[Rows from a dataset]
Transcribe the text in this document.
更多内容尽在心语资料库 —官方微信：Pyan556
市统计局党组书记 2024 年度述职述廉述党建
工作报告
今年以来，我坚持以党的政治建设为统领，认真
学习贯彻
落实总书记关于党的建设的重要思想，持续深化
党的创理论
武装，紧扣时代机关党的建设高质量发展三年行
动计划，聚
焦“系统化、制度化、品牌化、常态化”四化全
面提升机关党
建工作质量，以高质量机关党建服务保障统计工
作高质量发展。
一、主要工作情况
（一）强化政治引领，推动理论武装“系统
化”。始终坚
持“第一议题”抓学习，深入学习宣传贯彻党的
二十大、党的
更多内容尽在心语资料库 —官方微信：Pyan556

_Exercise aim_.
Your task is to repeat the data exactly, with nothing left out.

_Worked solution_.
Transcribe the text in this document.
更多内容尽在心语资料库 —官方微信：Pyan556
市统计局党组书记 2024 年度述职述廉述党建
工作报告
今年以来，我坚持以党的政治建设为统领，认真
学习贯彻
落实总书记关于党的建设的重要思想，持续深化
党的创理论
武装，紧扣时代机关党的建设高质量发展三年行
动计划，聚
焦“系统化、制度化、品牌化、常态化”四化全
面提升机关党
建工作质量，以高质量机关党建服务保障统计工
作高质量发展。
一、主要工作情况
（一）强化政治引领，推动理论武装“系统
化”。始终坚
持“第一议题”抓学习，深入学习宣传贯彻党的
二十大、党的
更多内容尽在心语资料库 —官方微信：Pyan556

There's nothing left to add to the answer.